* **Data entries**
>> start
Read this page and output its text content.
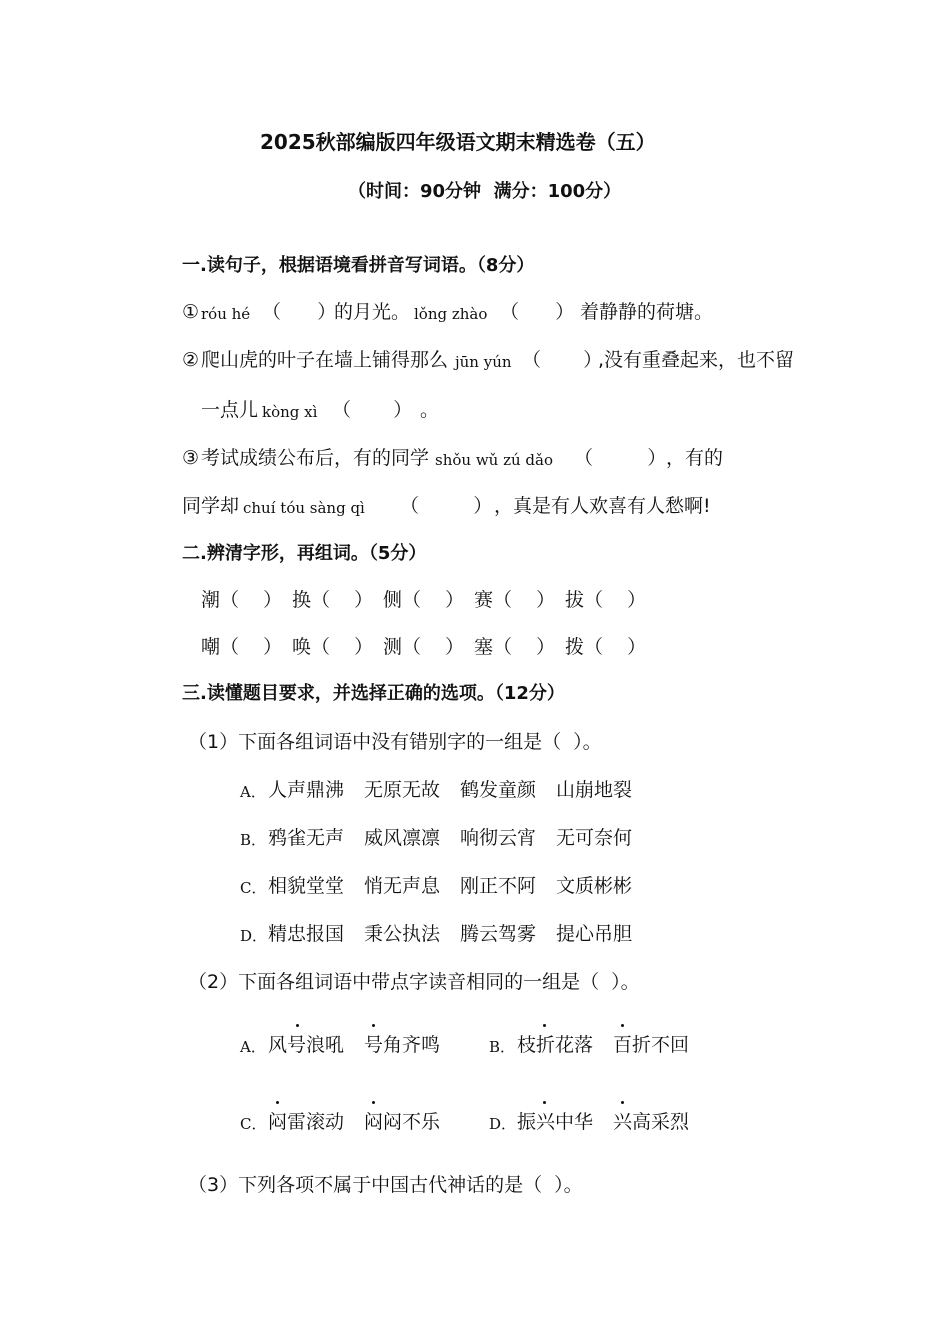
2025秋部编版四年级语文期末精选卷（五）
（时间：90分钟  满分：100分）
一.读句子，根据语境看拼音写词语。（8分）
① róu hé （      ）
的月光。 lǒng zhào （      ） 着静静的荷塘。
② 爬山虎的叶子在墙上铺得那么 jūn yún （       ）
,没有重叠起来，也不留
一点儿 kòng xì （       ） 。
③ 考试成绩公布后，有的同学 shǒu wǔ zú dǎo （         ） ，有的
同学却 chuí tóu sàng qì （         ） ，真是有人欢喜有人愁啊!
二.辨清字形，再组词。（5分）
潮（    ） 换（    ） 侧（    ） 赛（    ） 拔（    ）
嘲（    ） 唤（    ） 测（    ） 塞（    ） 拨（    ）
三.读懂题目要求，并选择正确的选项。（12分）
（1）下面各组词语中没有错别字的一组是（  ）。
A． 人声鼎沸 无原无故 鹤发童颜 山崩地裂
B． 鸦雀无声 威风凛凛 响彻云宵 无可奈何
C． 相貌堂堂 悄无声息 刚正不阿 文质彬彬
D． 精忠报国 秉公执法 腾云驾雾 提心吊胆
（2）下面各组词语中带点字读音相同的一组是（  ）。
A． 风号浪吼 号角齐鸣	B． 枝折花落 百折不回
C． 闷雷滚动 闷闷不乐	D． 振兴中华 兴高采烈
（3）下列各项不属于中国古代神话的是（  ）。
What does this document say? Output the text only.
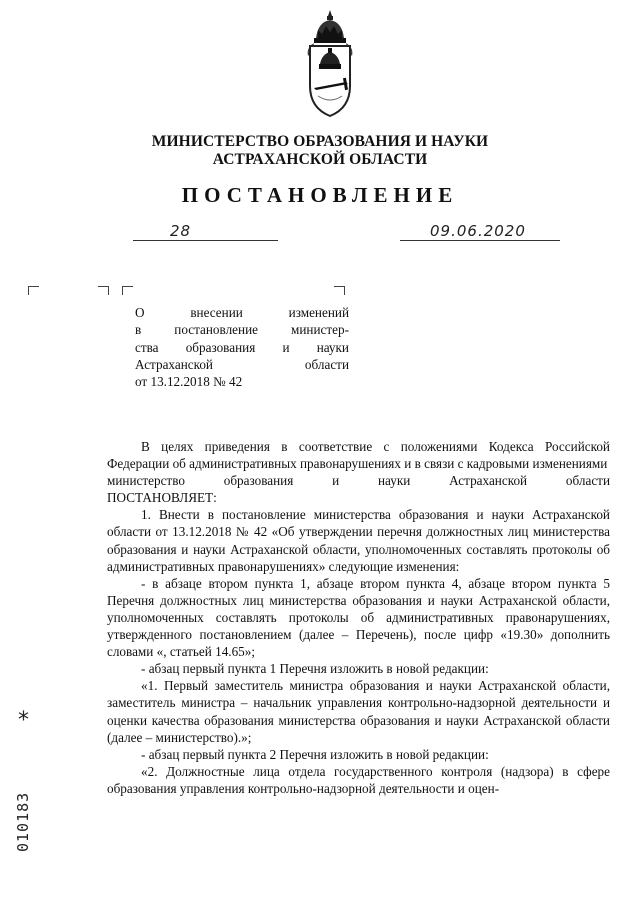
МИНИСТЕРСТВО ОБРАЗОВАНИЯ И НАУКИ
АСТРАХАНСКОЙ ОБЛАСТИ
ПОСТАНОВЛЕНИЕ
28	09.06.2020
О внесении изменений
в постановление министер-
ства образования и науки
Астраханской области
от 13.12.2018 № 42

В целях приведения в соответствие с положениями Кодекса Российской Федерации об административных правонарушениях и в связи с кадровыми изменениями

министерство образования и науки Астраханской области

ПОСТАНОВЛЯЕТ:

1. Внести в постановление министерства образования и науки Астраханской области от 13.12.2018 № 42 «Об утверждении перечня должностных лиц министерства образования и науки Астраханской области, уполномоченных составлять протоколы об административных правонарушениях» следующие изменения:

- в абзаце втором пункта 1, абзаце втором пункта 4, абзаце втором пункта 5 Перечня должностных лиц министерства образования и науки Астраханской области, уполномоченных составлять протоколы об административных правонарушениях, утвержденного постановлением (далее – Перечень), после цифр «19.30» дополнить словами «, статьей 14.65»;

- абзац первый пункта 1 Перечня изложить в новой редакции:

«1. Первый заместитель министра образования и науки Астраханской области, заместитель министра – начальник управления контрольно-надзорной деятельности и оценки качества образования министерства образования и науки Астраханской области (далее – министерство).»;

- абзац первый пункта 2 Перечня изложить в новой редакции:

«2. Должностные лица отдела государственного контроля (надзора) в сфере образования управления контрольно-надзорной деятельности и оцен-

*
010183
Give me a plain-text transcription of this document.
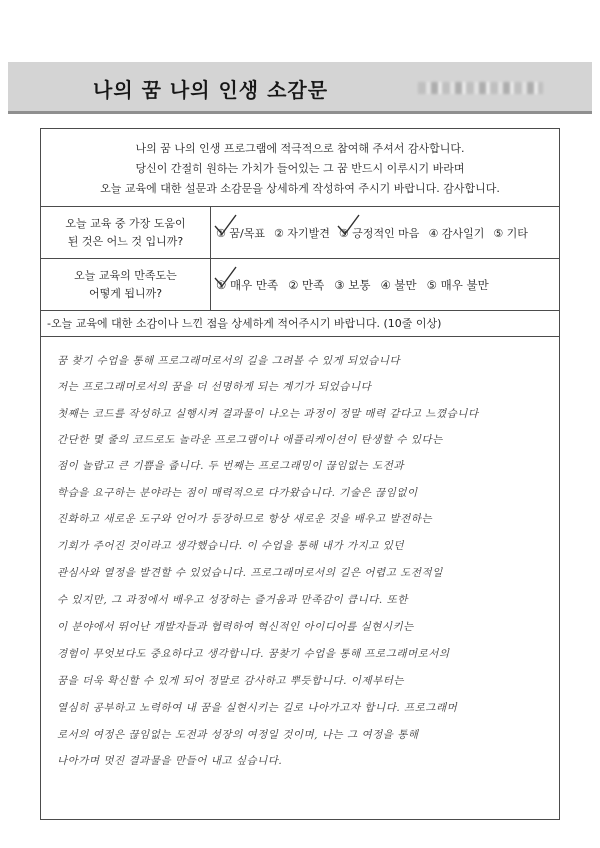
나의 꿈 나의 인생 소감문
나의 꿈 나의 인생 프로그램에 적극적으로 참여해 주셔서 감사합니다.
당신이 간절히 원하는 가치가 들어있는 그 꿈 반드시 이루시기 바라며
오늘 교육에 대한 설문과 소감문을 상세하게 작성하여 주시기 바랍니다. 감사합니다.
오늘 교육 중 가장 도움이
된 것은 어느 것 입니까?
① 꿈/목표 ② 자기발견 ③ 긍정적인 마음 ④ 감사일기 ⑤ 기타
오늘 교육의 만족도는
어떻게 됩니까?
① 매우 만족 ② 만족 ③ 보통 ④ 불만 ⑤ 매우 불만
-오늘 교육에 대한 소감이나 느낀 점을 상세하게 적어주시기 바랍니다. (10줄 이상)
꿈 찾기 수업을 통해 프로그래머로서의 길을 그려볼 수 있게 되었습니다
저는 프로그래머로서의 꿈을 더 선명하게 되는 계기가 되었습니다
첫째는 코드를 작성하고 실행시켜 결과물이 나오는 과정이 정말 매력 같다고 느꼈습니다
간단한 몇 줄의 코드로도 놀라운 프로그램이나 애플리케이션이 탄생할 수 있다는
점이 놀랍고 큰 기쁨을 줍니다. 두 번째는 프로그래밍이 끊임없는 도전과
학습을 요구하는 분야라는 점이 매력적으로 다가왔습니다. 기술은 끊임없이
진화하고 새로운 도구와 언어가 등장하므로 항상 새로운 것을 배우고 발전하는
기회가 주어진 것이라고 생각했습니다. 이 수업을 통해 내가 가지고 있던
관심사와 열정을 발견할 수 있었습니다. 프로그래머로서의 길은 어렵고 도전적일
수 있지만, 그 과정에서 배우고 성장하는 즐거움과 만족감이 큽니다. 또한
이 분야에서 뛰어난 개발자들과 협력하여 혁신적인 아이디어를 실현시키는
경험이 무엇보다도 중요하다고 생각합니다. 꿈찾기 수업을 통해 프로그래머로서의
꿈을 더욱 확신할 수 있게 되어 정말로 감사하고 뿌듯합니다. 이제부터는
열심히 공부하고 노력하여 내 꿈을 실현시키는 길로 나아가고자 합니다. 프로그래머
로서의 여정은 끊임없는 도전과 성장의 여정일 것이며, 나는 그 여정을 통해
나아가며 멋진 결과물을 만들어 내고 싶습니다.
>> end
* **TASK STATEMENT**
Your answer should be a single number: how many lines in the data above include "должностных"?

* **TASK RESULT**
2